Stated exercise
Reproduce all of the listing below without alteration.
# START OF Listed entries
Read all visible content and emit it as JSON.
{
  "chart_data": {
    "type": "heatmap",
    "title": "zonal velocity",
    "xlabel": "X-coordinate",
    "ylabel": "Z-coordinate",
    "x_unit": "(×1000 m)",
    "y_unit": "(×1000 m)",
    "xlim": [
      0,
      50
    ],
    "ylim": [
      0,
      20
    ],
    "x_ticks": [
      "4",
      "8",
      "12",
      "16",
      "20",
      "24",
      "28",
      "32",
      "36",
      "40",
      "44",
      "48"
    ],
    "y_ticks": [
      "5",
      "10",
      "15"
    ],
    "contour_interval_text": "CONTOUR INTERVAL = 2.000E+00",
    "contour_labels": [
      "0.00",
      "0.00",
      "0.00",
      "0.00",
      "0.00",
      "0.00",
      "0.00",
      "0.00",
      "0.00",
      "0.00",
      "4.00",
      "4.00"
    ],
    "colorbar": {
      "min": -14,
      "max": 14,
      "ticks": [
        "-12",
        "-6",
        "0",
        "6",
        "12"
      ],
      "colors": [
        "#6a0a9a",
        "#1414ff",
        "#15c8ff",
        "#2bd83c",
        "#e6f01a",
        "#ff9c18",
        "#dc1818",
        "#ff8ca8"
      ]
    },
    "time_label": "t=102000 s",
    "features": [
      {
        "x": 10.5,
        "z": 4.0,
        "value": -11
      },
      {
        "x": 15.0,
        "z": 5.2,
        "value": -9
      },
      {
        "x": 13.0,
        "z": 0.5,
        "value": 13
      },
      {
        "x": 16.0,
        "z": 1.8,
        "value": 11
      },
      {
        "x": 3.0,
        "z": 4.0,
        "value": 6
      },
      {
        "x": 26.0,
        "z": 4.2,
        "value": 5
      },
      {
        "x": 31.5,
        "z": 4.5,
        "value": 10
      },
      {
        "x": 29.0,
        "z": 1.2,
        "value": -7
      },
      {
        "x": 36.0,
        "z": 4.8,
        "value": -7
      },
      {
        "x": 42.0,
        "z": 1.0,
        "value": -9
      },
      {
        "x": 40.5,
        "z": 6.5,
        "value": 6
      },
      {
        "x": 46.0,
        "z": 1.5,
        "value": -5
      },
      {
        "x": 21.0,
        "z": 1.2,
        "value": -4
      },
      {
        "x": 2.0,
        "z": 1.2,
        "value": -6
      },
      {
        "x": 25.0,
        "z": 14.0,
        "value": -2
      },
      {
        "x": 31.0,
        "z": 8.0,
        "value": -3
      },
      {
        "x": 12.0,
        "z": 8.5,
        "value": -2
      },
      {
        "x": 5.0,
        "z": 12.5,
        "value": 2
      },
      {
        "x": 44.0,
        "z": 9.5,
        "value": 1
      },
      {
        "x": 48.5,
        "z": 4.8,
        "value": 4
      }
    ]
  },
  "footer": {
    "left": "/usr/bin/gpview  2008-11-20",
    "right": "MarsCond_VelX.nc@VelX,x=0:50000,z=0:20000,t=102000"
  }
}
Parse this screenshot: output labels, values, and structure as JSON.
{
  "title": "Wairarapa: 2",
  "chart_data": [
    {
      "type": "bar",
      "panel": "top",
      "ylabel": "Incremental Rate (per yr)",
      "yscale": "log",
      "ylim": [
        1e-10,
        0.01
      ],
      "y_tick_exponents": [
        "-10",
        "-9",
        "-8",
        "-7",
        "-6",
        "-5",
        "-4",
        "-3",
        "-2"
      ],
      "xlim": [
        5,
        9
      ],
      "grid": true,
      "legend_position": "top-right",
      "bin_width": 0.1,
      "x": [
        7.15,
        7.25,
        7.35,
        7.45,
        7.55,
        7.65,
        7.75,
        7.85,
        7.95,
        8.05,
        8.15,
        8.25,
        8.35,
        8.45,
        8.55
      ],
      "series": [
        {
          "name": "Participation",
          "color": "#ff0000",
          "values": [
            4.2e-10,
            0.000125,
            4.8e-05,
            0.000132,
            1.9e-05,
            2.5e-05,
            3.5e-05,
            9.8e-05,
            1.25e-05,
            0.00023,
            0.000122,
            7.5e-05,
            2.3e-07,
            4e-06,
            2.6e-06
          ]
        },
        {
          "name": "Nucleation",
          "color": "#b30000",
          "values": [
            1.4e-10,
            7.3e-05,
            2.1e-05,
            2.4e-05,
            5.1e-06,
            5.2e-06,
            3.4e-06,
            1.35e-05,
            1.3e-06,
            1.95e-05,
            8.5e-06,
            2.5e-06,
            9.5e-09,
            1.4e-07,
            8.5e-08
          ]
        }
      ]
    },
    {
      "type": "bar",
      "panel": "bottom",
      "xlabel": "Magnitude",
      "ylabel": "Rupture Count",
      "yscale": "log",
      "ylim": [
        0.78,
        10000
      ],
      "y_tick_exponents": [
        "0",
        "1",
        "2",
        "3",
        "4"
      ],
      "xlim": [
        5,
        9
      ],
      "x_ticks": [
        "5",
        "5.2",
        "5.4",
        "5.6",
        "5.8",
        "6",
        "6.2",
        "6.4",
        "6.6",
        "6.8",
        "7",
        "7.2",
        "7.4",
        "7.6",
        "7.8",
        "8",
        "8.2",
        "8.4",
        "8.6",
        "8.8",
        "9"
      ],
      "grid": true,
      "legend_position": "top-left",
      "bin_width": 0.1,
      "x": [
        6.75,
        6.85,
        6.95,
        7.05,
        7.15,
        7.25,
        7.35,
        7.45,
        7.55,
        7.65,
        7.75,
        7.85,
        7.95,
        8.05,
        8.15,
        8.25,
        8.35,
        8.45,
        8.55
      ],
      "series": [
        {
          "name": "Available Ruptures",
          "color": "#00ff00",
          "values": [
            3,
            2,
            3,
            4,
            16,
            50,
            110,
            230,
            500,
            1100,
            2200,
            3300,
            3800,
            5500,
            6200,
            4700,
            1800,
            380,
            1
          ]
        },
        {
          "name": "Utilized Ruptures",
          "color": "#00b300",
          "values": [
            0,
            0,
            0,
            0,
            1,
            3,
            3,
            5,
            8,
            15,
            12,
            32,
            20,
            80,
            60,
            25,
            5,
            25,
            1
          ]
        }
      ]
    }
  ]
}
# END OF Listed entries
Answer for this exercise
Read all visible content and emit it as JSON.
{
  "chart_data": {
    "type": "heatmap",
    "title": "zonal velocity",
    "xlabel": "X-coordinate",
    "ylabel": "Z-coordinate",
    "x_unit": "(×1000 m)",
    "y_unit": "(×1000 m)",
    "xlim": [
      0,
      50
    ],
    "ylim": [
      0,
      20
    ],
    "x_ticks": [
      "4",
      "8",
      "12",
      "16",
      "20",
      "24",
      "28",
      "32",
      "36",
      "40",
      "44",
      "48"
    ],
    "y_ticks": [
      "5",
      "10",
      "15"
    ],
    "contour_interval_text": "CONTOUR INTERVAL = 2.000E+00",
    "contour_labels": [
      "0.00",
      "0.00",
      "0.00",
      "0.00",
      "0.00",
      "0.00",
      "0.00",
      "0.00",
      "0.00",
      "0.00",
      "4.00",
      "4.00"
    ],
    "colorbar": {
      "min": -14,
      "max": 14,
      "ticks": [
        "-12",
        "-6",
        "0",
        "6",
        "12"
      ],
      "colors": [
        "#6a0a9a",
        "#1414ff",
        "#15c8ff",
        "#2bd83c",
        "#e6f01a",
        "#ff9c18",
        "#dc1818",
        "#ff8ca8"
      ]
    },
    "time_label": "t=102000 s",
    "features": [
      {
        "x": 10.5,
        "z": 4.0,
        "value": -11
      },
      {
        "x": 15.0,
        "z": 5.2,
        "value": -9
      },
      {
        "x": 13.0,
        "z": 0.5,
        "value": 13
      },
      {
        "x": 16.0,
        "z": 1.8,
        "value": 11
      },
      {
        "x": 3.0,
        "z": 4.0,
        "value": 6
      },
      {
        "x": 26.0,
        "z": 4.2,
        "value": 5
      },
      {
        "x": 31.5,
        "z": 4.5,
        "value": 10
      },
      {
        "x": 29.0,
        "z": 1.2,
        "value": -7
      },
      {
        "x": 36.0,
        "z": 4.8,
        "value": -7
      },
      {
        "x": 42.0,
        "z": 1.0,
        "value": -9
      },
      {
        "x": 40.5,
        "z": 6.5,
        "value": 6
      },
      {
        "x": 46.0,
        "z": 1.5,
        "value": -5
      },
      {
        "x": 21.0,
        "z": 1.2,
        "value": -4
      },
      {
        "x": 2.0,
        "z": 1.2,
        "value": -6
      },
      {
        "x": 25.0,
        "z": 14.0,
        "value": -2
      },
      {
        "x": 31.0,
        "z": 8.0,
        "value": -3
      },
      {
        "x": 12.0,
        "z": 8.5,
        "value": -2
      },
      {
        "x": 5.0,
        "z": 12.5,
        "value": 2
      },
      {
        "x": 44.0,
        "z": 9.5,
        "value": 1
      },
      {
        "x": 48.5,
        "z": 4.8,
        "value": 4
      }
    ]
  },
  "footer": {
    "left": "/usr/bin/gpview  2008-11-20",
    "right": "MarsCond_VelX.nc@VelX,x=0:50000,z=0:20000,t=102000"
  }
}
Parse this screenshot: output labels, values, and structure as JSON.
{
  "title": "Wairarapa: 2",
  "chart_data": [
    {
      "type": "bar",
      "panel": "top",
      "ylabel": "Incremental Rate (per yr)",
      "yscale": "log",
      "ylim": [
        1e-10,
        0.01
      ],
      "y_tick_exponents": [
        "-10",
        "-9",
        "-8",
        "-7",
        "-6",
        "-5",
        "-4",
        "-3",
        "-2"
      ],
      "xlim": [
        5,
        9
      ],
      "grid": true,
      "legend_position": "top-right",
      "bin_width": 0.1,
      "x": [
        7.15,
        7.25,
        7.35,
        7.45,
        7.55,
        7.65,
        7.75,
        7.85,
        7.95,
        8.05,
        8.15,
        8.25,
        8.35,
        8.45,
        8.55
      ],
      "series": [
        {
          "name": "Participation",
          "color": "#ff0000",
          "values": [
            4.2e-10,
            0.000125,
            4.8e-05,
            0.000132,
            1.9e-05,
            2.5e-05,
            3.5e-05,
            9.8e-05,
            1.25e-05,
            0.00023,
            0.000122,
            7.5e-05,
            2.3e-07,
            4e-06,
            2.6e-06
          ]
        },
        {
          "name": "Nucleation",
          "color": "#b30000",
          "values": [
            1.4e-10,
            7.3e-05,
            2.1e-05,
            2.4e-05,
            5.1e-06,
            5.2e-06,
            3.4e-06,
            1.35e-05,
            1.3e-06,
            1.95e-05,
            8.5e-06,
            2.5e-06,
            9.5e-09,
            1.4e-07,
            8.5e-08
          ]
        }
      ]
    },
    {
      "type": "bar",
      "panel": "bottom",
      "xlabel": "Magnitude",
      "ylabel": "Rupture Count",
      "yscale": "log",
      "ylim": [
        0.78,
        10000
      ],
      "y_tick_exponents": [
        "0",
        "1",
        "2",
        "3",
        "4"
      ],
      "xlim": [
        5,
        9
      ],
      "x_ticks": [
        "5",
        "5.2",
        "5.4",
        "5.6",
        "5.8",
        "6",
        "6.2",
        "6.4",
        "6.6",
        "6.8",
        "7",
        "7.2",
        "7.4",
        "7.6",
        "7.8",
        "8",
        "8.2",
        "8.4",
        "8.6",
        "8.8",
        "9"
      ],
      "grid": true,
      "legend_position": "top-left",
      "bin_width": 0.1,
      "x": [
        6.75,
        6.85,
        6.95,
        7.05,
        7.15,
        7.25,
        7.35,
        7.45,
        7.55,
        7.65,
        7.75,
        7.85,
        7.95,
        8.05,
        8.15,
        8.25,
        8.35,
        8.45,
        8.55
      ],
      "series": [
        {
          "name": "Available Ruptures",
          "color": "#00ff00",
          "values": [
            3,
            2,
            3,
            4,
            16,
            50,
            110,
            230,
            500,
            1100,
            2200,
            3300,
            3800,
            5500,
            6200,
            4700,
            1800,
            380,
            1
          ]
        },
        {
          "name": "Utilized Ruptures",
          "color": "#00b300",
          "values": [
            0,
            0,
            0,
            0,
            1,
            3,
            3,
            5,
            8,
            15,
            12,
            32,
            20,
            80,
            60,
            25,
            5,
            25,
            1
          ]
        }
      ]
    }
  ]
}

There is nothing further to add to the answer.